### Requirement
Copy out every line exactly, passing over the pictures.
════════════════════
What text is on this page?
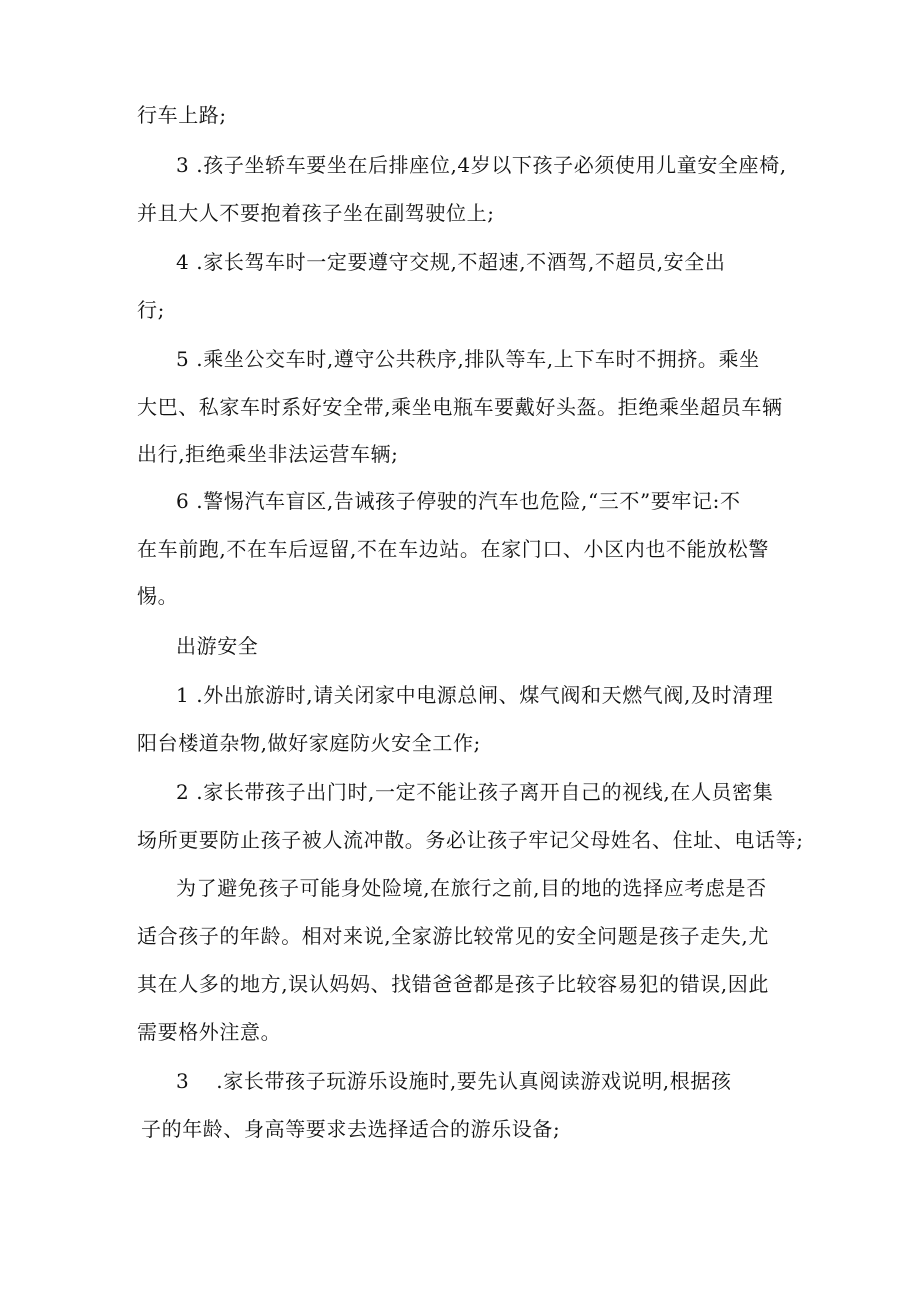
行车上路;
3 .孩子坐轿车要坐在后排座位,4岁以下孩子必须使用儿童安全座椅,
并且大人不要抱着孩子坐在副驾驶位上;
4 .家长驾车时一定要遵守交规,不超速,不酒驾,不超员,安全出
行;
5 .乘坐公交车时,遵守公共秩序,排队等车,上下车时不拥挤。乘坐
大巴、私家车时系好安全带,乘坐电瓶车要戴好头盔。拒绝乘坐超员车辆
出行,拒绝乘坐非法运营车辆;
6 .警惕汽车盲区,告诫孩子停驶的汽车也危险,“三不”要牢记:不
在车前跑,不在车后逗留,不在车边站。在家门口、小区内也不能放松警
惕。
出游安全
1 .外出旅游时,请关闭家中电源总闸、煤气阀和天燃气阀,及时清理
阳台楼道杂物,做好家庭防火安全工作;
2 .家长带孩子出门时,一定不能让孩子离开自己的视线,在人员密集
场所更要防止孩子被人流冲散。务必让孩子牢记父母姓名、住址、电话等;
为了避免孩子可能身处险境,在旅行之前,目的地的选择应考虑是否
适合孩子的年龄。相对来说,全家游比较常见的安全问题是孩子走失,尤
其在人多的地方,误认妈妈、找错爸爸都是孩子比较容易犯的错误,因此
需要格外注意。
3 .家长带孩子玩游乐设施时,要先认真阅读游戏说明,根据孩
子的年龄、身高等要求去选择适合的游乐设备;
════════════════════
### Solution for this task
What text is on this page?
行车上路;
3 .孩子坐轿车要坐在后排座位,4岁以下孩子必须使用儿童安全座椅,
并且大人不要抱着孩子坐在副驾驶位上;
4 .家长驾车时一定要遵守交规,不超速,不酒驾,不超员,安全出
行;
5 .乘坐公交车时,遵守公共秩序,排队等车,上下车时不拥挤。乘坐
大巴、私家车时系好安全带,乘坐电瓶车要戴好头盔。拒绝乘坐超员车辆
出行,拒绝乘坐非法运营车辆;
6 .警惕汽车盲区,告诫孩子停驶的汽车也危险,“三不”要牢记:不
在车前跑,不在车后逗留,不在车边站。在家门口、小区内也不能放松警
惕。
出游安全
1 .外出旅游时,请关闭家中电源总闸、煤气阀和天燃气阀,及时清理
阳台楼道杂物,做好家庭防火安全工作;
2 .家长带孩子出门时,一定不能让孩子离开自己的视线,在人员密集
场所更要防止孩子被人流冲散。务必让孩子牢记父母姓名、住址、电话等;
为了避免孩子可能身处险境,在旅行之前,目的地的选择应考虑是否
适合孩子的年龄。相对来说,全家游比较常见的安全问题是孩子走失,尤
其在人多的地方,误认妈妈、找错爸爸都是孩子比较容易犯的错误,因此
需要格外注意。
3 .家长带孩子玩游乐设施时,要先认真阅读游戏说明,根据孩
子的年龄、身高等要求去选择适合的游乐设备;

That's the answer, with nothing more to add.